Return every record exactly as written.

### Supplied material
══════

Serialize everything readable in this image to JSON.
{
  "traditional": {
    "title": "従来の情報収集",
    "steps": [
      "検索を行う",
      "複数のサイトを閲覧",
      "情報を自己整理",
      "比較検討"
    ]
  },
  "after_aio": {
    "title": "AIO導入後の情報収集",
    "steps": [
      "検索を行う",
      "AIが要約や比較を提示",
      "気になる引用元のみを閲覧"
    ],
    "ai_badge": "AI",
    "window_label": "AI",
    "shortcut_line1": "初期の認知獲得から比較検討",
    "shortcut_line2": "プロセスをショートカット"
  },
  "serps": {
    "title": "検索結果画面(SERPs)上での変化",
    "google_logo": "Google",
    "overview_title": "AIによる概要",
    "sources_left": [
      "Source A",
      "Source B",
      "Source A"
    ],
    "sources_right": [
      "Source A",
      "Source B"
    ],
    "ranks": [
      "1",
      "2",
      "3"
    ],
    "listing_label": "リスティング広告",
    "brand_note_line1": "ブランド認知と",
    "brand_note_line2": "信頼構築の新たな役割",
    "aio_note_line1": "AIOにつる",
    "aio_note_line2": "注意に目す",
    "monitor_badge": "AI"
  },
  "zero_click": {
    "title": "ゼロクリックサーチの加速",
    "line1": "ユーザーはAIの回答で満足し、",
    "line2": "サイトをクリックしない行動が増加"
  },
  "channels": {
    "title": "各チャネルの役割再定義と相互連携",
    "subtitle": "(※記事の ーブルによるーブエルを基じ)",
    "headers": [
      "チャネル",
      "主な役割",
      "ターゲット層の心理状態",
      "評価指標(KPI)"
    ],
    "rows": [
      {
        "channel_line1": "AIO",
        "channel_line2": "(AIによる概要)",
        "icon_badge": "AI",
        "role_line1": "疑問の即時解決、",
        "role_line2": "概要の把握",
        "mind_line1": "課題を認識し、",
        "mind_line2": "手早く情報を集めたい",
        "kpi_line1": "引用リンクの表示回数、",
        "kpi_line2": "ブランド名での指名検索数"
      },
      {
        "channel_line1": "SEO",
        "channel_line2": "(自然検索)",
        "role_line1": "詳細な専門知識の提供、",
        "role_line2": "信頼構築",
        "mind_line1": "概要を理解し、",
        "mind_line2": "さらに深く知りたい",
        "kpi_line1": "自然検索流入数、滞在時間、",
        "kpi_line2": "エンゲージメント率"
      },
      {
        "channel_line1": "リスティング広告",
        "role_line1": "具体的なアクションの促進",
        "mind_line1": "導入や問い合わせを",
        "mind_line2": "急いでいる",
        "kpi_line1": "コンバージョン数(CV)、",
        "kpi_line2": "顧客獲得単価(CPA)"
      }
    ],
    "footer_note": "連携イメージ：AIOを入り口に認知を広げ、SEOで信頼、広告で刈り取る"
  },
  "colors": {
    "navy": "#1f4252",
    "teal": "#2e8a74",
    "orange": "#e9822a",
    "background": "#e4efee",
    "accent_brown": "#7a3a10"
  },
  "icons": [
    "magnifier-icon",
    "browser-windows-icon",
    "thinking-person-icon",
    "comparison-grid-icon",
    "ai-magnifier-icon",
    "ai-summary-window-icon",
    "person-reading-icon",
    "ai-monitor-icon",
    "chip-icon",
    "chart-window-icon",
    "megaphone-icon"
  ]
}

══════

### The reply
Serialize everything readable in this image to JSON.
{
  "traditional": {
    "title": "従来の情報収集",
    "steps": [
      "検索を行う",
      "複数のサイトを閲覧",
      "情報を自己整理",
      "比較検討"
    ]
  },
  "after_aio": {
    "title": "AIO導入後の情報収集",
    "steps": [
      "検索を行う",
      "AIが要約や比較を提示",
      "気になる引用元のみを閲覧"
    ],
    "ai_badge": "AI",
    "window_label": "AI",
    "shortcut_line1": "初期の認知獲得から比較検討",
    "shortcut_line2": "プロセスをショートカット"
  },
  "serps": {
    "title": "検索結果画面(SERPs)上での変化",
    "google_logo": "Google",
    "overview_title": "AIによる概要",
    "sources_left": [
      "Source A",
      "Source B",
      "Source A"
    ],
    "sources_right": [
      "Source A",
      "Source B"
    ],
    "ranks": [
      "1",
      "2",
      "3"
    ],
    "listing_label": "リスティング広告",
    "brand_note_line1": "ブランド認知と",
    "brand_note_line2": "信頼構築の新たな役割",
    "aio_note_line1": "AIOにつる",
    "aio_note_line2": "注意に目す",
    "monitor_badge": "AI"
  },
  "zero_click": {
    "title": "ゼロクリックサーチの加速",
    "line1": "ユーザーはAIの回答で満足し、",
    "line2": "サイトをクリックしない行動が増加"
  },
  "channels": {
    "title": "各チャネルの役割再定義と相互連携",
    "subtitle": "(※記事の ーブルによるーブエルを基じ)",
    "headers": [
      "チャネル",
      "主な役割",
      "ターゲット層の心理状態",
      "評価指標(KPI)"
    ],
    "rows": [
      {
        "channel_line1": "AIO",
        "channel_line2": "(AIによる概要)",
        "icon_badge": "AI",
        "role_line1": "疑問の即時解決、",
        "role_line2": "概要の把握",
        "mind_line1": "課題を認識し、",
        "mind_line2": "手早く情報を集めたい",
        "kpi_line1": "引用リンクの表示回数、",
        "kpi_line2": "ブランド名での指名検索数"
      },
      {
        "channel_line1": "SEO",
        "channel_line2": "(自然検索)",
        "role_line1": "詳細な専門知識の提供、",
        "role_line2": "信頼構築",
        "mind_line1": "概要を理解し、",
        "mind_line2": "さらに深く知りたい",
        "kpi_line1": "自然検索流入数、滞在時間、",
        "kpi_line2": "エンゲージメント率"
      },
      {
        "channel_line1": "リスティング広告",
        "role_line1": "具体的なアクションの促進",
        "mind_line1": "導入や問い合わせを",
        "mind_line2": "急いでいる",
        "kpi_line1": "コンバージョン数(CV)、",
        "kpi_line2": "顧客獲得単価(CPA)"
      }
    ],
    "footer_note": "連携イメージ：AIOを入り口に認知を広げ、SEOで信頼、広告で刈り取る"
  },
  "colors": {
    "navy": "#1f4252",
    "teal": "#2e8a74",
    "orange": "#e9822a",
    "background": "#e4efee",
    "accent_brown": "#7a3a10"
  },
  "icons": [
    "magnifier-icon",
    "browser-windows-icon",
    "thinking-person-icon",
    "comparison-grid-icon",
    "ai-magnifier-icon",
    "ai-summary-window-icon",
    "person-reading-icon",
    "ai-monitor-icon",
    "chip-icon",
    "chart-window-icon",
    "megaphone-icon"
  ]
}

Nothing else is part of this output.